→ AIM OF THE TASK
Skip all pictures; return exactly the lines from the one containing "Enumerate this screenshot's" through the end of the data.

-------- THE RECORDS

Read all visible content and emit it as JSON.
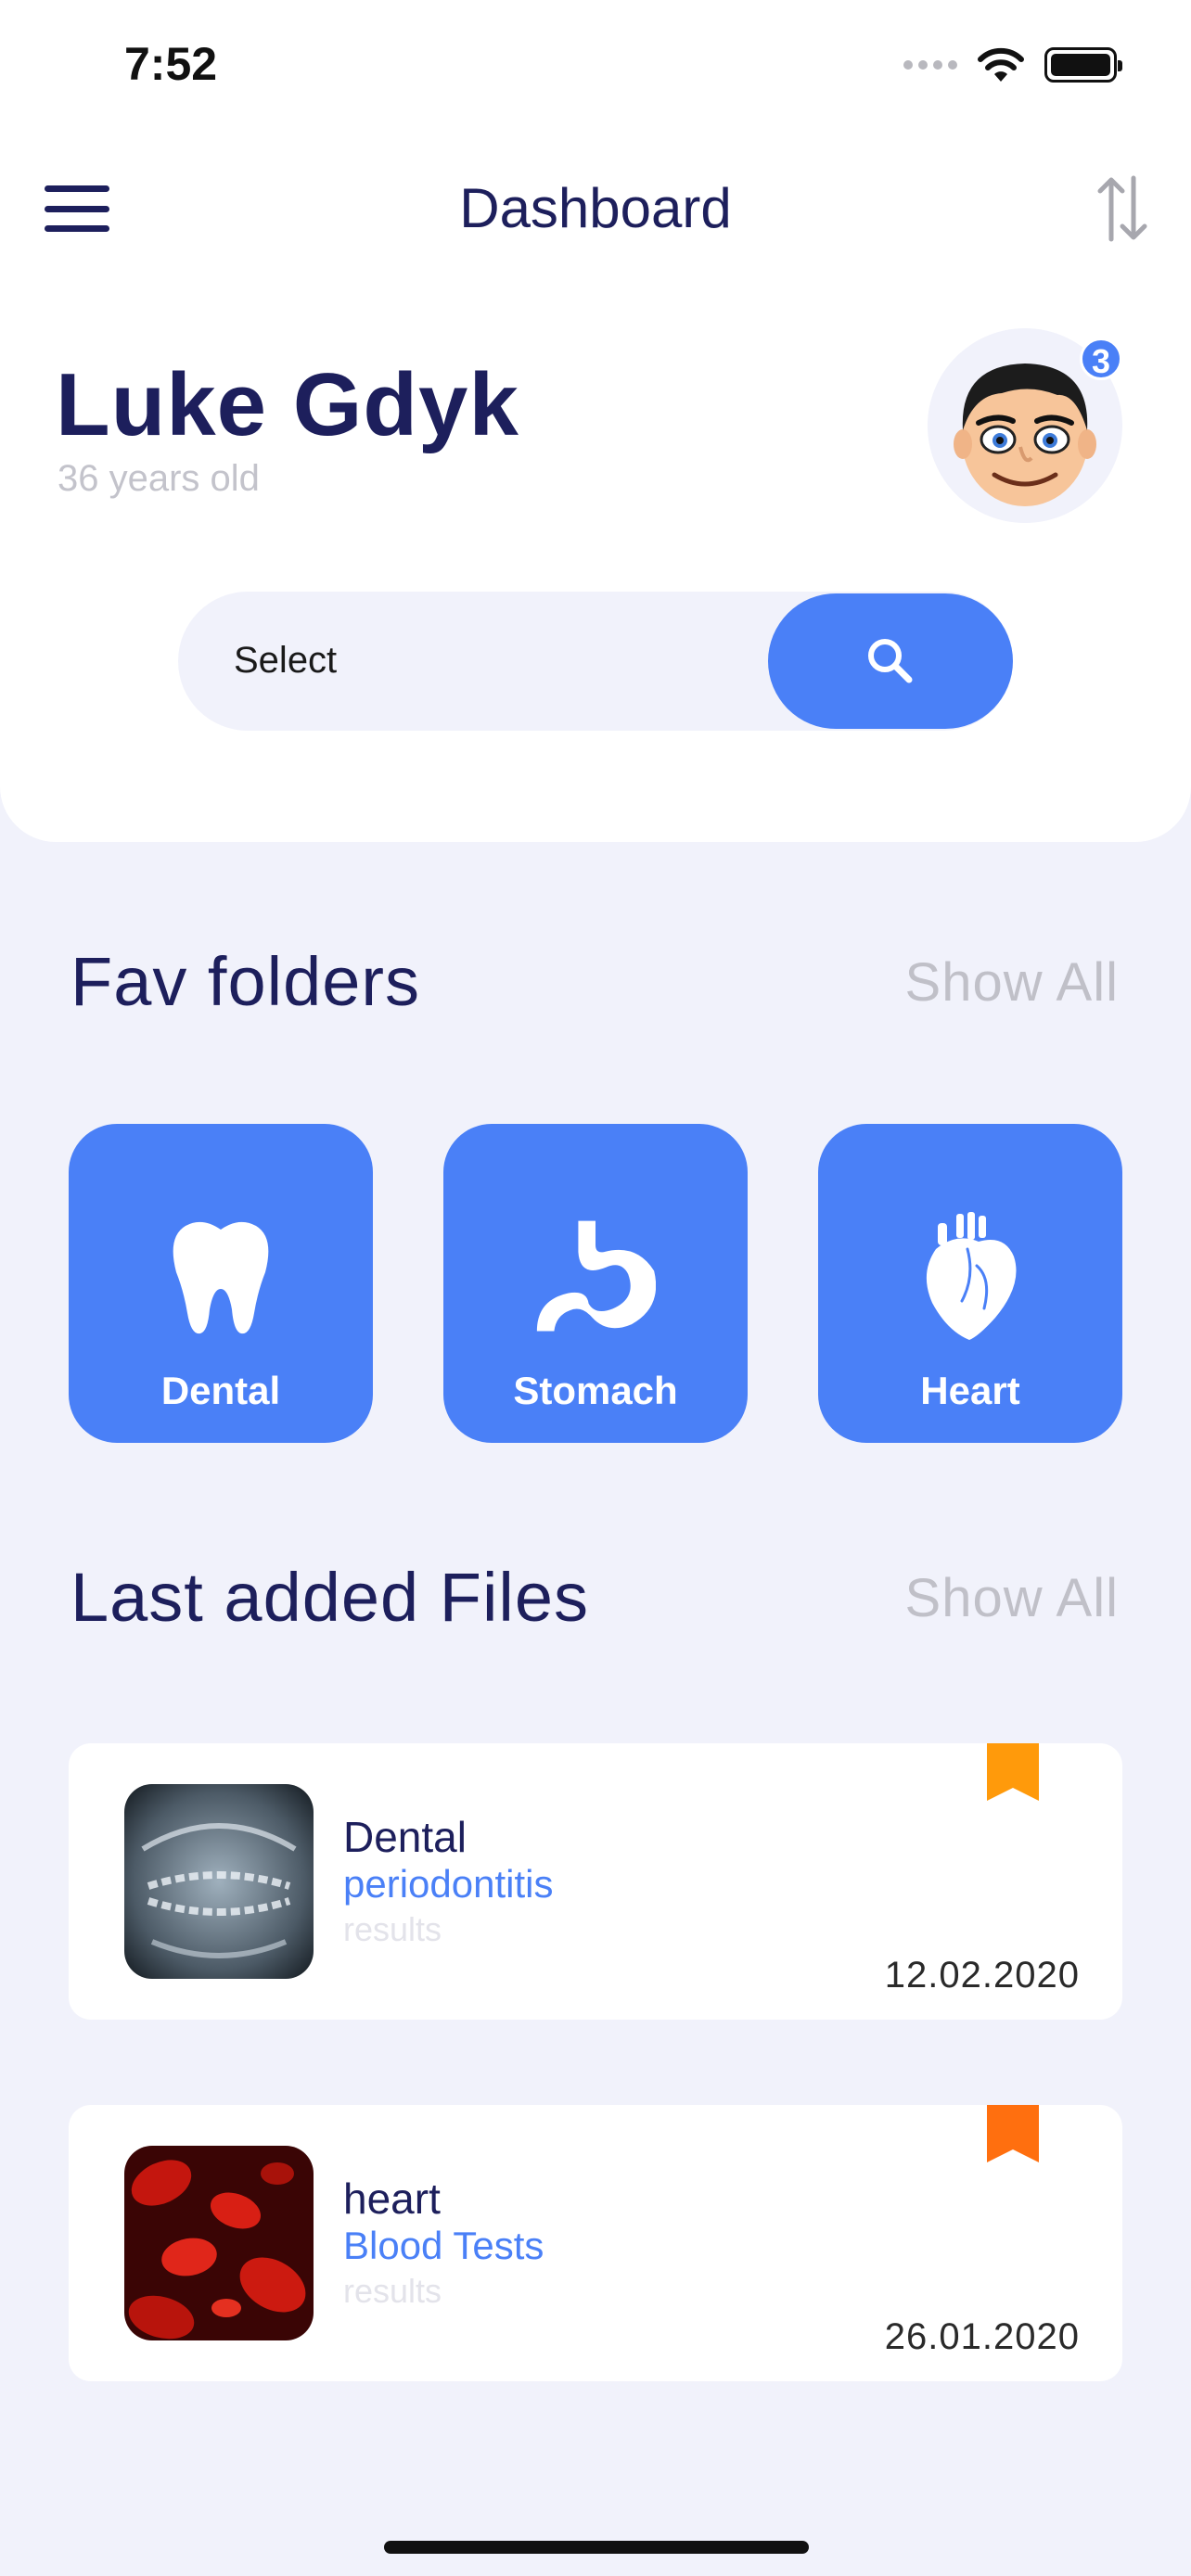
{
  "status_bar": {
    "time": "7:52"
  },
  "nav": {
    "title": "Dashboard"
  },
  "profile": {
    "name": "Luke Gdyk",
    "age": "36 years old",
    "notification_count": "3"
  },
  "search": {
    "placeholder": "Select"
  },
  "fav_folders": {
    "title": "Fav folders",
    "show_all": "Show All",
    "items": [
      {
        "label": "Dental",
        "icon": "tooth-icon"
      },
      {
        "label": "Stomach",
        "icon": "stomach-icon"
      },
      {
        "label": "Heart",
        "icon": "heart-organ-icon"
      }
    ]
  },
  "last_files": {
    "title": "Last added Files",
    "show_all": "Show All",
    "items": [
      {
        "title": "Dental",
        "subtitle": "periodontitis",
        "note": "results",
        "date": "12.02.2020",
        "bookmark_color": "#ff9a0b"
      },
      {
        "title": "heart",
        "subtitle": "Blood Tests",
        "note": "results",
        "date": "26.01.2020",
        "bookmark_color": "#ff6f0f"
      }
    ]
  },
  "colors": {
    "accent": "#4a80f7",
    "navy": "#1d1f5c",
    "background": "#f1f2fb"
  }
}
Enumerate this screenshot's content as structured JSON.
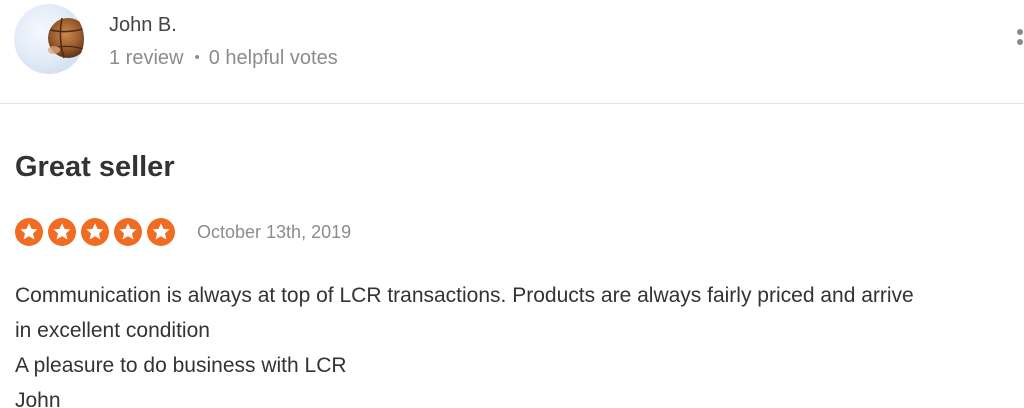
{
  "reviewer": {
    "name": "John B.",
    "review_count": "1 review",
    "separator": "•",
    "helpful_votes": "0 helpful votes"
  },
  "review": {
    "title": "Great seller",
    "rating": 5,
    "rating_max": 5,
    "date": "October 13th, 2019",
    "body_lines": [
      "Communication is always at top of LCR transactions. Products are always fairly priced and arrive",
      "in excellent condition",
      "A pleasure to do business with LCR",
      "John"
    ]
  },
  "icons": {
    "avatar": "avatar-photo",
    "menu": "more-vertical-icon",
    "star": "star-icon"
  },
  "colors": {
    "star_fill": "#f26b22",
    "name_text": "#444444",
    "meta_text": "#8c8c8c",
    "body_text": "#333333",
    "divider": "#e3e3e3",
    "menu_dots": "#8a8a8a"
  }
}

----------------

→ THE REPLY
Enumerate this screenshot's content as structured JSON.
{
  "reviewer": {
    "name": "John B.",
    "review_count": "1 review",
    "separator": "•",
    "helpful_votes": "0 helpful votes"
  },
  "review": {
    "title": "Great seller",
    "rating": 5,
    "rating_max": 5,
    "date": "October 13th, 2019",
    "body_lines": [
      "Communication is always at top of LCR transactions. Products are always fairly priced and arrive",
      "in excellent condition",
      "A pleasure to do business with LCR",
      "John"
    ]
  },
  "icons": {
    "avatar": "avatar-photo",
    "menu": "more-vertical-icon",
    "star": "star-icon"
  },
  "colors": {
    "star_fill": "#f26b22",
    "name_text": "#444444",
    "meta_text": "#8c8c8c",
    "body_text": "#333333",
    "divider": "#e3e3e3",
    "menu_dots": "#8a8a8a"
  }
}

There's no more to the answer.